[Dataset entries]

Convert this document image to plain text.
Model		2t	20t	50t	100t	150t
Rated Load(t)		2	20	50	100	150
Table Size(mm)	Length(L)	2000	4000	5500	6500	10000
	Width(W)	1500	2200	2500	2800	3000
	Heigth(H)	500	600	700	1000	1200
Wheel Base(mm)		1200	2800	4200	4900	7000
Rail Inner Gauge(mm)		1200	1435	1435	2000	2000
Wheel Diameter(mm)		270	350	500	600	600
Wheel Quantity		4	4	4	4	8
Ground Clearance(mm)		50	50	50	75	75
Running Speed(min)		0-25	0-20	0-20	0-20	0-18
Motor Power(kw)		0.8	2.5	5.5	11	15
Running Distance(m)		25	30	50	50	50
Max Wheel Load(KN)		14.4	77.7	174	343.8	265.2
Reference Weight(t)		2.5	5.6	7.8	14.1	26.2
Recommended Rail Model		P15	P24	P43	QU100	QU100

WHAT TO PRODUCE
Give the data again, exactly as it stands.

ANSWER IN FULL
Convert this document image to plain text.
Model		2t	20t	50t	100t	150t
Rated Load(t)		2	20	50	100	150
Table Size(mm)	Length(L)	2000	4000	5500	6500	10000
	Width(W)	1500	2200	2500	2800	3000
	Heigth(H)	500	600	700	1000	1200
Wheel Base(mm)		1200	2800	4200	4900	7000
Rail Inner Gauge(mm)		1200	1435	1435	2000	2000
Wheel Diameter(mm)		270	350	500	600	600
Wheel Quantity		4	4	4	4	8
Ground Clearance(mm)		50	50	50	75	75
Running Speed(min)		0-25	0-20	0-20	0-20	0-18
Motor Power(kw)		0.8	2.5	5.5	11	15
Running Distance(m)		25	30	50	50	50
Max Wheel Load(KN)		14.4	77.7	174	343.8	265.2
Reference Weight(t)		2.5	5.6	7.8	14.1	26.2
Recommended Rail Model		P15	P24	P43	QU100	QU100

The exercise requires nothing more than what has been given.